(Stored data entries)
☆ ☆ ☆ ☆ ☆ ☆ ☆

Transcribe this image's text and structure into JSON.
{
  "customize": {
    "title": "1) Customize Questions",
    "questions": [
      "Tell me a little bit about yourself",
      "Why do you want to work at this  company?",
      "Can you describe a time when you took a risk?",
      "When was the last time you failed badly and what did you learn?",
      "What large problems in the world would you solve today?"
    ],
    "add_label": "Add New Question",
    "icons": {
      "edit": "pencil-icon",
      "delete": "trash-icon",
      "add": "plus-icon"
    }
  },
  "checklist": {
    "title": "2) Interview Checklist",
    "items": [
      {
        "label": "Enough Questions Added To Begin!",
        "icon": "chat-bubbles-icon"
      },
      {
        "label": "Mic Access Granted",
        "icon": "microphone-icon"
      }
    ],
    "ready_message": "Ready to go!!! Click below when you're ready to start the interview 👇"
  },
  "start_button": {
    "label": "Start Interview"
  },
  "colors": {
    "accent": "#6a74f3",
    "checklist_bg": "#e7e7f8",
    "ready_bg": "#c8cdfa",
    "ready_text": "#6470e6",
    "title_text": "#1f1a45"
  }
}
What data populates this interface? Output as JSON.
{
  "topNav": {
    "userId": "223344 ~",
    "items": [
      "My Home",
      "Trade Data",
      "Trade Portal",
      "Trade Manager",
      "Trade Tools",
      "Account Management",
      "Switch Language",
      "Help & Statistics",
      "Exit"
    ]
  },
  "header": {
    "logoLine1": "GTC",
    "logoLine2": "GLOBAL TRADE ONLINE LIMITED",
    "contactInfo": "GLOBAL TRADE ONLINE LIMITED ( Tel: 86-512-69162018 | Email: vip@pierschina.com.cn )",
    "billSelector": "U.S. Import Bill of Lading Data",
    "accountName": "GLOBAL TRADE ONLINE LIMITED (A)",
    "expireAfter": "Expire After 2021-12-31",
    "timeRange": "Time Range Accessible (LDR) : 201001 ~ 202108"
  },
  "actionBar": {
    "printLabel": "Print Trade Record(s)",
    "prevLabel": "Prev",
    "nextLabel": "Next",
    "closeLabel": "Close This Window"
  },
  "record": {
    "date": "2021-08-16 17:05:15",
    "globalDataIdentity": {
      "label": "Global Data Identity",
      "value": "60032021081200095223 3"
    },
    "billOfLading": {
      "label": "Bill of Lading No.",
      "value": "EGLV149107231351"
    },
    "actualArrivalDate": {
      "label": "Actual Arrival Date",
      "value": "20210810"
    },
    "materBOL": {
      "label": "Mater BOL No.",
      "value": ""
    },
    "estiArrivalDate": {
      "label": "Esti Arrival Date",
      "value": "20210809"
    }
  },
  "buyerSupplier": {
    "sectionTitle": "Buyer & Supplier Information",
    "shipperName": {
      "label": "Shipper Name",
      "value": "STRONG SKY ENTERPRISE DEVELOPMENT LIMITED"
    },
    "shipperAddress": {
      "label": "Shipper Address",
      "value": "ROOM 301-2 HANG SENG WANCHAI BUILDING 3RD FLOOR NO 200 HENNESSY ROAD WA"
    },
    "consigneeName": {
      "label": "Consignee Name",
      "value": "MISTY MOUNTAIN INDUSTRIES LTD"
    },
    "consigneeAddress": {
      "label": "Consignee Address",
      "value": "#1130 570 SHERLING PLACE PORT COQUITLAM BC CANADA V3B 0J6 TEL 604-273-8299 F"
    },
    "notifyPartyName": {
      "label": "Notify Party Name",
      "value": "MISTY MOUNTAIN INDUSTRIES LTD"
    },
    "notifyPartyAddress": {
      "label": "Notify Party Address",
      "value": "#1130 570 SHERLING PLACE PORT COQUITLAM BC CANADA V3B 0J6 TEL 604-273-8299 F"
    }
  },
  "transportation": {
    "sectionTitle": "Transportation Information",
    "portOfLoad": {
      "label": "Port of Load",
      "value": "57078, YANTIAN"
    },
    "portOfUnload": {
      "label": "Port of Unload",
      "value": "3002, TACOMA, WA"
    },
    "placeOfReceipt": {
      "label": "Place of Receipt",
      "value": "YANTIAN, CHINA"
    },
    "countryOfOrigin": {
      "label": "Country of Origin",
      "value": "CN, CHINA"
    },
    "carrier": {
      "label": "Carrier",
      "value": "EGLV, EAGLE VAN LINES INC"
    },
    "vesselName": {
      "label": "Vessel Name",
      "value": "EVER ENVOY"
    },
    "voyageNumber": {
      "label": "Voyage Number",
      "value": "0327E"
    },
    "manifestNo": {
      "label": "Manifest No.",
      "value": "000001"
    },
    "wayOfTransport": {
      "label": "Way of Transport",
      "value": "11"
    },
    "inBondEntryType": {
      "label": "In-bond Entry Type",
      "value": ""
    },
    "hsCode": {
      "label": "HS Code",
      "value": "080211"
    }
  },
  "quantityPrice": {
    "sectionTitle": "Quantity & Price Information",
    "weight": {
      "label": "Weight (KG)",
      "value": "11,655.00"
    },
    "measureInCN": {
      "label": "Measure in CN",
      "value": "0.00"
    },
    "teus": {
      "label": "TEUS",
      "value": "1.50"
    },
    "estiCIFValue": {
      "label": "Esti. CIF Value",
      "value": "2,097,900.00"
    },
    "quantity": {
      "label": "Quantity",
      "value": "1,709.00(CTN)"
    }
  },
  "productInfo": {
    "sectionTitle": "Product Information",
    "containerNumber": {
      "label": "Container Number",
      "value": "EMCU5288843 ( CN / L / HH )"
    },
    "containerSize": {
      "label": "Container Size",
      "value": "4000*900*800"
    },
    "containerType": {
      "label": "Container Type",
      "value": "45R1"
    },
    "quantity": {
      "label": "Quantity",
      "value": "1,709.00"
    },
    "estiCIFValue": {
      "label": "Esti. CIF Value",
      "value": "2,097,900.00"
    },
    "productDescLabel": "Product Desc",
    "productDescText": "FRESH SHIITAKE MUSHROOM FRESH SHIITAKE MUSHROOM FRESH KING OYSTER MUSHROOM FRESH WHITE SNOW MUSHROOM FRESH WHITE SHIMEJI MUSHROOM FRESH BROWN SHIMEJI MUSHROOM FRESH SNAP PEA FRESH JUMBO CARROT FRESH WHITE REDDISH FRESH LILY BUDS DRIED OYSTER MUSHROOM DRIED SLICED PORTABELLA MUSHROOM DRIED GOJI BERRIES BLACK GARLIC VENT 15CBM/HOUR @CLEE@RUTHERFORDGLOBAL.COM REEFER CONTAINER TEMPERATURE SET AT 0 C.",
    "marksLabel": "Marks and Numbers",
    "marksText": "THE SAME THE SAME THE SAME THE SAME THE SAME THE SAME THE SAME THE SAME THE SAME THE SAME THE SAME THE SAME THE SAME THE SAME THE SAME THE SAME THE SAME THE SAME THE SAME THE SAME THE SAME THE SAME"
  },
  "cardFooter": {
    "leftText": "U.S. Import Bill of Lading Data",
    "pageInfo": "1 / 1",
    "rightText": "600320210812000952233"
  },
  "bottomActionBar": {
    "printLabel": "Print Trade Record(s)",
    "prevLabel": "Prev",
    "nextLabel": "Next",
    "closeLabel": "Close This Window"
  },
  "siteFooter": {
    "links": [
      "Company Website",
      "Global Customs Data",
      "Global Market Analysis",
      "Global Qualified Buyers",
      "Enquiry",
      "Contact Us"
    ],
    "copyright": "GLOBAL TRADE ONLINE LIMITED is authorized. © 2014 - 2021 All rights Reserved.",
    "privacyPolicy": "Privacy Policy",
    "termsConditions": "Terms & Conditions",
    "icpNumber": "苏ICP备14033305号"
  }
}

☆ ☆ ☆ ☆ ☆ ☆ ☆

§ INSTRUCTIONS FOR THE TASK
Reproduce all data above, unchanged.

§ RESULT
Transcribe this image's text and structure into JSON.
{
  "customize": {
    "title": "1) Customize Questions",
    "questions": [
      "Tell me a little bit about yourself",
      "Why do you want to work at this  company?",
      "Can you describe a time when you took a risk?",
      "When was the last time you failed badly and what did you learn?",
      "What large problems in the world would you solve today?"
    ],
    "add_label": "Add New Question",
    "icons": {
      "edit": "pencil-icon",
      "delete": "trash-icon",
      "add": "plus-icon"
    }
  },
  "checklist": {
    "title": "2) Interview Checklist",
    "items": [
      {
        "label": "Enough Questions Added To Begin!",
        "icon": "chat-bubbles-icon"
      },
      {
        "label": "Mic Access Granted",
        "icon": "microphone-icon"
      }
    ],
    "ready_message": "Ready to go!!! Click below when you're ready to start the interview 👇"
  },
  "start_button": {
    "label": "Start Interview"
  },
  "colors": {
    "accent": "#6a74f3",
    "checklist_bg": "#e7e7f8",
    "ready_bg": "#c8cdfa",
    "ready_text": "#6470e6",
    "title_text": "#1f1a45"
  }
}
What data populates this interface? Output as JSON.
{
  "topNav": {
    "userId": "223344 ~",
    "items": [
      "My Home",
      "Trade Data",
      "Trade Portal",
      "Trade Manager",
      "Trade Tools",
      "Account Management",
      "Switch Language",
      "Help & Statistics",
      "Exit"
    ]
  },
  "header": {
    "logoLine1": "GTC",
    "logoLine2": "GLOBAL TRADE ONLINE LIMITED",
    "contactInfo": "GLOBAL TRADE ONLINE LIMITED ( Tel: 86-512-69162018 | Email: vip@pierschina.com.cn )",
    "billSelector": "U.S. Import Bill of Lading Data",
    "accountName": "GLOBAL TRADE ONLINE LIMITED (A)",
    "expireAfter": "Expire After 2021-12-31",
    "timeRange": "Time Range Accessible (LDR) : 201001 ~ 202108"
  },
  "actionBar": {
    "printLabel": "Print Trade Record(s)",
    "prevLabel": "Prev",
    "nextLabel": "Next",
    "closeLabel": "Close This Window"
  },
  "record": {
    "date": "2021-08-16 17:05:15",
    "globalDataIdentity": {
      "label": "Global Data Identity",
      "value": "60032021081200095223 3"
    },
    "billOfLading": {
      "label": "Bill of Lading No.",
      "value": "EGLV149107231351"
    },
    "actualArrivalDate": {
      "label": "Actual Arrival Date",
      "value": "20210810"
    },
    "materBOL": {
      "label": "Mater BOL No.",
      "value": ""
    },
    "estiArrivalDate": {
      "label": "Esti Arrival Date",
      "value": "20210809"
    }
  },
  "buyerSupplier": {
    "sectionTitle": "Buyer & Supplier Information",
    "shipperName": {
      "label": "Shipper Name",
      "value": "STRONG SKY ENTERPRISE DEVELOPMENT LIMITED"
    },
    "shipperAddress": {
      "label": "Shipper Address",
      "value": "ROOM 301-2 HANG SENG WANCHAI BUILDING 3RD FLOOR NO 200 HENNESSY ROAD WA"
    },
    "consigneeName": {
      "label": "Consignee Name",
      "value": "MISTY MOUNTAIN INDUSTRIES LTD"
    },
    "consigneeAddress": {
      "label": "Consignee Address",
      "value": "#1130 570 SHERLING PLACE PORT COQUITLAM BC CANADA V3B 0J6 TEL 604-273-8299 F"
    },
    "notifyPartyName": {
      "label": "Notify Party Name",
      "value": "MISTY MOUNTAIN INDUSTRIES LTD"
    },
    "notifyPartyAddress": {
      "label": "Notify Party Address",
      "value": "#1130 570 SHERLING PLACE PORT COQUITLAM BC CANADA V3B 0J6 TEL 604-273-8299 F"
    }
  },
  "transportation": {
    "sectionTitle": "Transportation Information",
    "portOfLoad": {
      "label": "Port of Load",
      "value": "57078, YANTIAN"
    },
    "portOfUnload": {
      "label": "Port of Unload",
      "value": "3002, TACOMA, WA"
    },
    "placeOfReceipt": {
      "label": "Place of Receipt",
      "value": "YANTIAN, CHINA"
    },
    "countryOfOrigin": {
      "label": "Country of Origin",
      "value": "CN, CHINA"
    },
    "carrier": {
      "label": "Carrier",
      "value": "EGLV, EAGLE VAN LINES INC"
    },
    "vesselName": {
      "label": "Vessel Name",
      "value": "EVER ENVOY"
    },
    "voyageNumber": {
      "label": "Voyage Number",
      "value": "0327E"
    },
    "manifestNo": {
      "label": "Manifest No.",
      "value": "000001"
    },
    "wayOfTransport": {
      "label": "Way of Transport",
      "value": "11"
    },
    "inBondEntryType": {
      "label": "In-bond Entry Type",
      "value": ""
    },
    "hsCode": {
      "label": "HS Code",
      "value": "080211"
    }
  },
  "quantityPrice": {
    "sectionTitle": "Quantity & Price Information",
    "weight": {
      "label": "Weight (KG)",
      "value": "11,655.00"
    },
    "measureInCN": {
      "label": "Measure in CN",
      "value": "0.00"
    },
    "teus": {
      "label": "TEUS",
      "value": "1.50"
    },
    "estiCIFValue": {
      "label": "Esti. CIF Value",
      "value": "2,097,900.00"
    },
    "quantity": {
      "label": "Quantity",
      "value": "1,709.00(CTN)"
    }
  },
  "productInfo": {
    "sectionTitle": "Product Information",
    "containerNumber": {
      "label": "Container Number",
      "value": "EMCU5288843 ( CN / L / HH )"
    },
    "containerSize": {
      "label": "Container Size",
      "value": "4000*900*800"
    },
    "containerType": {
      "label": "Container Type",
      "value": "45R1"
    },
    "quantity": {
      "label": "Quantity",
      "value": "1,709.00"
    },
    "estiCIFValue": {
      "label": "Esti. CIF Value",
      "value": "2,097,900.00"
    },
    "productDescLabel": "Product Desc",
    "productDescText": "FRESH SHIITAKE MUSHROOM FRESH SHIITAKE MUSHROOM FRESH KING OYSTER MUSHROOM FRESH WHITE SNOW MUSHROOM FRESH WHITE SHIMEJI MUSHROOM FRESH BROWN SHIMEJI MUSHROOM FRESH SNAP PEA FRESH JUMBO CARROT FRESH WHITE REDDISH FRESH LILY BUDS DRIED OYSTER MUSHROOM DRIED SLICED PORTABELLA MUSHROOM DRIED GOJI BERRIES BLACK GARLIC VENT 15CBM/HOUR @CLEE@RUTHERFORDGLOBAL.COM REEFER CONTAINER TEMPERATURE SET AT 0 C.",
    "marksLabel": "Marks and Numbers",
    "marksText": "THE SAME THE SAME THE SAME THE SAME THE SAME THE SAME THE SAME THE SAME THE SAME THE SAME THE SAME THE SAME THE SAME THE SAME THE SAME THE SAME THE SAME THE SAME THE SAME THE SAME THE SAME THE SAME"
  },
  "cardFooter": {
    "leftText": "U.S. Import Bill of Lading Data",
    "pageInfo": "1 / 1",
    "rightText": "600320210812000952233"
  },
  "bottomActionBar": {
    "printLabel": "Print Trade Record(s)",
    "prevLabel": "Prev",
    "nextLabel": "Next",
    "closeLabel": "Close This Window"
  },
  "siteFooter": {
    "links": [
      "Company Website",
      "Global Customs Data",
      "Global Market Analysis",
      "Global Qualified Buyers",
      "Enquiry",
      "Contact Us"
    ],
    "copyright": "GLOBAL TRADE ONLINE LIMITED is authorized. © 2014 - 2021 All rights Reserved.",
    "privacyPolicy": "Privacy Policy",
    "termsConditions": "Terms & Conditions",
    "icpNumber": "苏ICP备14033305号"
  }
}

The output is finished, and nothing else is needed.